* Records supplied:
--------
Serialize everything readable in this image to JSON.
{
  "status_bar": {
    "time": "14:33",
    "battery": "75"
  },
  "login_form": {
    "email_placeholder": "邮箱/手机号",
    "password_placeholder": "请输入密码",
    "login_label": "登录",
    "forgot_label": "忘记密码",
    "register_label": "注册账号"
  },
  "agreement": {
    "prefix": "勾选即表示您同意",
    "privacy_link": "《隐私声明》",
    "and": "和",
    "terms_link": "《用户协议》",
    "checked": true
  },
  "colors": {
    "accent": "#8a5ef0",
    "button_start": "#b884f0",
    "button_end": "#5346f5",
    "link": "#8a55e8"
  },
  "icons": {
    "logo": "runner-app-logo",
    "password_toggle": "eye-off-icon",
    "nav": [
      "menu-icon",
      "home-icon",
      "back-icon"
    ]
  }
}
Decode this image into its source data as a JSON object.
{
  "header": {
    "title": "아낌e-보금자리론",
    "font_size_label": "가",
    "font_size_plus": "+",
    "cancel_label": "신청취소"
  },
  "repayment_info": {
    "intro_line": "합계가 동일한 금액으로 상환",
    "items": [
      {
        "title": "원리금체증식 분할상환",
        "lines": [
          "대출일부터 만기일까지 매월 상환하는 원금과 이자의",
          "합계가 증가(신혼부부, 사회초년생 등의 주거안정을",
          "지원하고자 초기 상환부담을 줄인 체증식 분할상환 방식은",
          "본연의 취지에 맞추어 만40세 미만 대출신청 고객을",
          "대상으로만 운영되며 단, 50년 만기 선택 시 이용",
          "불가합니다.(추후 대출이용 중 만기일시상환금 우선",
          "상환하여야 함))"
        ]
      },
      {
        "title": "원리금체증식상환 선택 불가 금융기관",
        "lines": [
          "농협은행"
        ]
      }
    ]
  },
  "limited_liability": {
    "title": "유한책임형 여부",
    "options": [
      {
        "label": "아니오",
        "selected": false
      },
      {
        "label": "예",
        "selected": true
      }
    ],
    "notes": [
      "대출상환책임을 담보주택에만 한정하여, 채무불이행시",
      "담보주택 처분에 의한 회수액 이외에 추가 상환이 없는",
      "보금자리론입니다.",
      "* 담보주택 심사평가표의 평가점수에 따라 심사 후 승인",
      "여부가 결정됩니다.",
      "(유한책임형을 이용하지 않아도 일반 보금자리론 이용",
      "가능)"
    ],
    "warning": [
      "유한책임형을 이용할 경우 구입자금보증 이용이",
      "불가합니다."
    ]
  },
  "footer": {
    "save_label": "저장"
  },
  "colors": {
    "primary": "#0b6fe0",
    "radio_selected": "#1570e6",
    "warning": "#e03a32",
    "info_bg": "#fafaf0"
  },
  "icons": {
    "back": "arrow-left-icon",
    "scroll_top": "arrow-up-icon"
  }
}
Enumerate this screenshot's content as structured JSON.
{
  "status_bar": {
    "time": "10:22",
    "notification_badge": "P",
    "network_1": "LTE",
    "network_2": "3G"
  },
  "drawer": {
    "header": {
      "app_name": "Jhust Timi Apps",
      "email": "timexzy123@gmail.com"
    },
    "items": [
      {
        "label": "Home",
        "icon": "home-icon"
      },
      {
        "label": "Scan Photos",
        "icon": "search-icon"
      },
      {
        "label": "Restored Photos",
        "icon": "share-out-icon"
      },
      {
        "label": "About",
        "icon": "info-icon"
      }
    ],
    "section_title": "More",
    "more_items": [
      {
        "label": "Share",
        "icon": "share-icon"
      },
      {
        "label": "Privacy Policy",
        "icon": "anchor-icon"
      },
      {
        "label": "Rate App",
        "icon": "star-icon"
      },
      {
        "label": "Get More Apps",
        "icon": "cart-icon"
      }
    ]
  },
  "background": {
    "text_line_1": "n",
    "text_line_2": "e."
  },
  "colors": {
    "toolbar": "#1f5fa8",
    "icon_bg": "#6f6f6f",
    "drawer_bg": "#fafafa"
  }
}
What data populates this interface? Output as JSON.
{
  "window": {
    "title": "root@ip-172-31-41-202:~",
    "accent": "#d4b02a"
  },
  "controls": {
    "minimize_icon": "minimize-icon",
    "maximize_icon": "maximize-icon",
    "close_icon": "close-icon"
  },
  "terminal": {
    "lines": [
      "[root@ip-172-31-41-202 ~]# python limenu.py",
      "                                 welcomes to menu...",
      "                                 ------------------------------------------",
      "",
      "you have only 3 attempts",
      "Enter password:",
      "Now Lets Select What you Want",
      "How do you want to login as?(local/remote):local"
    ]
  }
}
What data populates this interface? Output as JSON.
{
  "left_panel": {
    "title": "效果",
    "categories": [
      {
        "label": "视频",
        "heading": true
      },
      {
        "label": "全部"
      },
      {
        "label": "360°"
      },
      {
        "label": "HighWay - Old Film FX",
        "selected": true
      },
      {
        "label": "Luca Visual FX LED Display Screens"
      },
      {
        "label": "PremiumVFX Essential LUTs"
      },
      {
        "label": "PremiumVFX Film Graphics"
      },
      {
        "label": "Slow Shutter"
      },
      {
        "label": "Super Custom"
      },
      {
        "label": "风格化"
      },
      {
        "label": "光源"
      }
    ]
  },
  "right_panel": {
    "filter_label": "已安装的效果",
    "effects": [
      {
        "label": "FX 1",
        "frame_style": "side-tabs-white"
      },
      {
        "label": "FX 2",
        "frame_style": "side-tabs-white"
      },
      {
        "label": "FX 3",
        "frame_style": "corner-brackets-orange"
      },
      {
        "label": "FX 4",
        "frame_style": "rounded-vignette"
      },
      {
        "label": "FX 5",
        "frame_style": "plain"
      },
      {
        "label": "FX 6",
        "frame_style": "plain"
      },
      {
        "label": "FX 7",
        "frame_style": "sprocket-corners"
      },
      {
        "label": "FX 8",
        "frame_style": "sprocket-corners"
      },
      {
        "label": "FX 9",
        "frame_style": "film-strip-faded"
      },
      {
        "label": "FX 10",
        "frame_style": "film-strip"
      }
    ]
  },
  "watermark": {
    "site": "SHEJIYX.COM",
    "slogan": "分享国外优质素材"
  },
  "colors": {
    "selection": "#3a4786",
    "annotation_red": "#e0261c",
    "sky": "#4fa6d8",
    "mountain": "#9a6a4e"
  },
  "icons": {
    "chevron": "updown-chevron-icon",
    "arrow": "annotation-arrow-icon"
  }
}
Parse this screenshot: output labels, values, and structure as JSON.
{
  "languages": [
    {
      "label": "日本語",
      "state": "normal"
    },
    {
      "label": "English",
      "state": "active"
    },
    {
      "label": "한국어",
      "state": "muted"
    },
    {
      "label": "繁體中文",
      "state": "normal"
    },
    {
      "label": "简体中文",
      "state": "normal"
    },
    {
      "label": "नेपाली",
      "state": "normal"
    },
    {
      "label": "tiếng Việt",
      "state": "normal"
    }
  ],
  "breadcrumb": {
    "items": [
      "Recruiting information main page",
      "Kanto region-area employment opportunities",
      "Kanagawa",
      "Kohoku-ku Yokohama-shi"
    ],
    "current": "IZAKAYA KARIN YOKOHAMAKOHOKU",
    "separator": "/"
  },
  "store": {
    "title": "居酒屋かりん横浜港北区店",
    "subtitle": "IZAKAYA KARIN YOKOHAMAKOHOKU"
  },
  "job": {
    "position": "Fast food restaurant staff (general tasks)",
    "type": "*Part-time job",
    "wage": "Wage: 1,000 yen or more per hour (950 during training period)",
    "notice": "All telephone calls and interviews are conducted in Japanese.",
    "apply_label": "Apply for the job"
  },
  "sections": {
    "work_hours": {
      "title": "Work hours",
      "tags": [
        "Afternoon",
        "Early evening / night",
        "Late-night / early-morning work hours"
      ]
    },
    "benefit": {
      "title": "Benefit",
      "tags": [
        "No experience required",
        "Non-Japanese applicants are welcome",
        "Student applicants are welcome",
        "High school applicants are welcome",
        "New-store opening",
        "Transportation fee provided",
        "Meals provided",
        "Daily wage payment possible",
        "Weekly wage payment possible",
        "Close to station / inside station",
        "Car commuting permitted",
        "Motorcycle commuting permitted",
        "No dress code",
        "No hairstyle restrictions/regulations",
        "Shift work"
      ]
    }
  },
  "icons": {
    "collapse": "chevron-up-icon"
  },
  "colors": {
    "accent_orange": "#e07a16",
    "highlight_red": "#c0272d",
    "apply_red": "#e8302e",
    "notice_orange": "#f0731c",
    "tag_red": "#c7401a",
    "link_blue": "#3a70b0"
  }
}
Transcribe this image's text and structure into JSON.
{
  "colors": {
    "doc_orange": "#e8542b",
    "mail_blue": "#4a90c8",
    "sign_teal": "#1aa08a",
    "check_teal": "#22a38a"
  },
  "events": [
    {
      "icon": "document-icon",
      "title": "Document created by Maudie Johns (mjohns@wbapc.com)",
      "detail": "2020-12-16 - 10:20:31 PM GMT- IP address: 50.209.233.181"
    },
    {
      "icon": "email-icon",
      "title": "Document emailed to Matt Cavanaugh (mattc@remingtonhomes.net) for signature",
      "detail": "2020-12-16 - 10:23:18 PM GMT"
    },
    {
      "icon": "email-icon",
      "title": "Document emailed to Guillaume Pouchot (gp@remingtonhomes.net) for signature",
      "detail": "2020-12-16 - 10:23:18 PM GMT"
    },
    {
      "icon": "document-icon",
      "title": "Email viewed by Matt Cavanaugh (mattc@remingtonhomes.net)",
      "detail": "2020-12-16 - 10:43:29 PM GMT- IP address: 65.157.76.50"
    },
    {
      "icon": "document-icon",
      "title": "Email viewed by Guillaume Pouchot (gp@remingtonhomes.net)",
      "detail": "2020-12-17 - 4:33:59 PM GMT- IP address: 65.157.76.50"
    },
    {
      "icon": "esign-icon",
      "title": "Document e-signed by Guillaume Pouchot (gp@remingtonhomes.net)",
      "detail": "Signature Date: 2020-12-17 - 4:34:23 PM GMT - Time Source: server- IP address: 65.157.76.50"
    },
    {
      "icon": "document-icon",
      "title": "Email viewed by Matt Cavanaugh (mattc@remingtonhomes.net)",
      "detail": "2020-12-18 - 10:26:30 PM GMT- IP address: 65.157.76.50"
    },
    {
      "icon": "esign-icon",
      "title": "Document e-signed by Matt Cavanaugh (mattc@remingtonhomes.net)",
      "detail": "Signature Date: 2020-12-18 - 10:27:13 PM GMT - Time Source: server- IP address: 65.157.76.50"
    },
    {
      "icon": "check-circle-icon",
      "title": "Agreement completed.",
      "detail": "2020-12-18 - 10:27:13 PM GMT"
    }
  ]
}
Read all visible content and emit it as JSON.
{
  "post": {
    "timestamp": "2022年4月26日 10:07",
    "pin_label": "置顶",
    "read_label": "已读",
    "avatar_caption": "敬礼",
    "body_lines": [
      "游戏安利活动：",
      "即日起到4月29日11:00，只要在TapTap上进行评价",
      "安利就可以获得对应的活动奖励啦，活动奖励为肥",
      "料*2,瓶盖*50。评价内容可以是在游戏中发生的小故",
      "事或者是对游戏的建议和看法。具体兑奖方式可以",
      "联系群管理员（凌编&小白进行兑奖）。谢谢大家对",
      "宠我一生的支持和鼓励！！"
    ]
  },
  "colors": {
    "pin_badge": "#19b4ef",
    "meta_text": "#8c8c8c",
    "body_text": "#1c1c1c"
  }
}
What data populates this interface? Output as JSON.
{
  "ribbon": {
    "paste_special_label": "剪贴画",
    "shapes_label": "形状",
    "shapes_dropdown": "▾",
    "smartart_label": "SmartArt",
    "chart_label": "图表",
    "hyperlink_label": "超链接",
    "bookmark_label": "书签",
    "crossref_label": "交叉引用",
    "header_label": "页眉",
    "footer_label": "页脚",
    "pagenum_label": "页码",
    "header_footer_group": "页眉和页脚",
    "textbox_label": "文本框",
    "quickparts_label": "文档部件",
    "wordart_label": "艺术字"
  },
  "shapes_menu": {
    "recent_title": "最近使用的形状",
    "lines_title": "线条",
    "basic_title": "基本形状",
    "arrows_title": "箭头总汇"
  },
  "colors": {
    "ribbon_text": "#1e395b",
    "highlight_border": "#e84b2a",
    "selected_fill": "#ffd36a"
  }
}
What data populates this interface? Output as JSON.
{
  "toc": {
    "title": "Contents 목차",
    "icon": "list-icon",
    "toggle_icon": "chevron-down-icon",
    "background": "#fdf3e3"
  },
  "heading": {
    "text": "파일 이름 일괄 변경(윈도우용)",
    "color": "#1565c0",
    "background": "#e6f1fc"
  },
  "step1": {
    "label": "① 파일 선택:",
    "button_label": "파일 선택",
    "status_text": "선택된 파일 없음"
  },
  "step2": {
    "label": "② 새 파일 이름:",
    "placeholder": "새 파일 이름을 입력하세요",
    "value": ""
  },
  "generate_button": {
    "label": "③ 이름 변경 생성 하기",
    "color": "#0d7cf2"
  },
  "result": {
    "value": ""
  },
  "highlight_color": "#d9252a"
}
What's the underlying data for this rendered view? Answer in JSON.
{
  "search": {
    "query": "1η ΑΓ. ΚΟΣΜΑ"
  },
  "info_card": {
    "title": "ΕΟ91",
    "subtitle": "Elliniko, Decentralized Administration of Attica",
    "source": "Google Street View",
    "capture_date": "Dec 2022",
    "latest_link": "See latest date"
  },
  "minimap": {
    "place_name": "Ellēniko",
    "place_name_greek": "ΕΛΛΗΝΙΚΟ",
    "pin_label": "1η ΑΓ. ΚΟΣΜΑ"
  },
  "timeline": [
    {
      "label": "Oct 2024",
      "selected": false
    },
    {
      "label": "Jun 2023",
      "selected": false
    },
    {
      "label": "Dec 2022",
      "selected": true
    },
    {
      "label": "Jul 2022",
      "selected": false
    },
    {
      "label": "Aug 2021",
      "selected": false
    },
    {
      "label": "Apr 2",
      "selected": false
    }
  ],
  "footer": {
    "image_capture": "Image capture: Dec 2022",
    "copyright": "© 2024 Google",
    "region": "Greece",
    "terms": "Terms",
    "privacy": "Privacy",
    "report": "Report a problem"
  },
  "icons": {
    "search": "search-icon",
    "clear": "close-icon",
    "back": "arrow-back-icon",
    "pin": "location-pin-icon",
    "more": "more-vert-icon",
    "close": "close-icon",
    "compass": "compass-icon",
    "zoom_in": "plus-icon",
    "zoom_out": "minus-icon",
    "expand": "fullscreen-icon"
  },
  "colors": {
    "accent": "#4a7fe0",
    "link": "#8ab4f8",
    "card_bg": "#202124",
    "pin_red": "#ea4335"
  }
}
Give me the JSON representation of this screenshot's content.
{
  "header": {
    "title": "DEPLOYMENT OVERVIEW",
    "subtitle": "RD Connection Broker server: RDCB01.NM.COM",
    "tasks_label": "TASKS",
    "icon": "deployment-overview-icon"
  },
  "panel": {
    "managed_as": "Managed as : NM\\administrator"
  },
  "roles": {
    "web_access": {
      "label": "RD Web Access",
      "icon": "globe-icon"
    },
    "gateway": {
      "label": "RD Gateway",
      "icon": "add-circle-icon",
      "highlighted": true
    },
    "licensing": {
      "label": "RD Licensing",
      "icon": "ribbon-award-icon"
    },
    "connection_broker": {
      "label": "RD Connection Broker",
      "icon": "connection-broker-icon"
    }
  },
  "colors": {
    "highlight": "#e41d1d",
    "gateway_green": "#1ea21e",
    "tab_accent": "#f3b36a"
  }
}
--------
* Required work: State the number of lines in the preceding entries that include the word "Apps". Provide nothing else.

* Response to the exercise: 2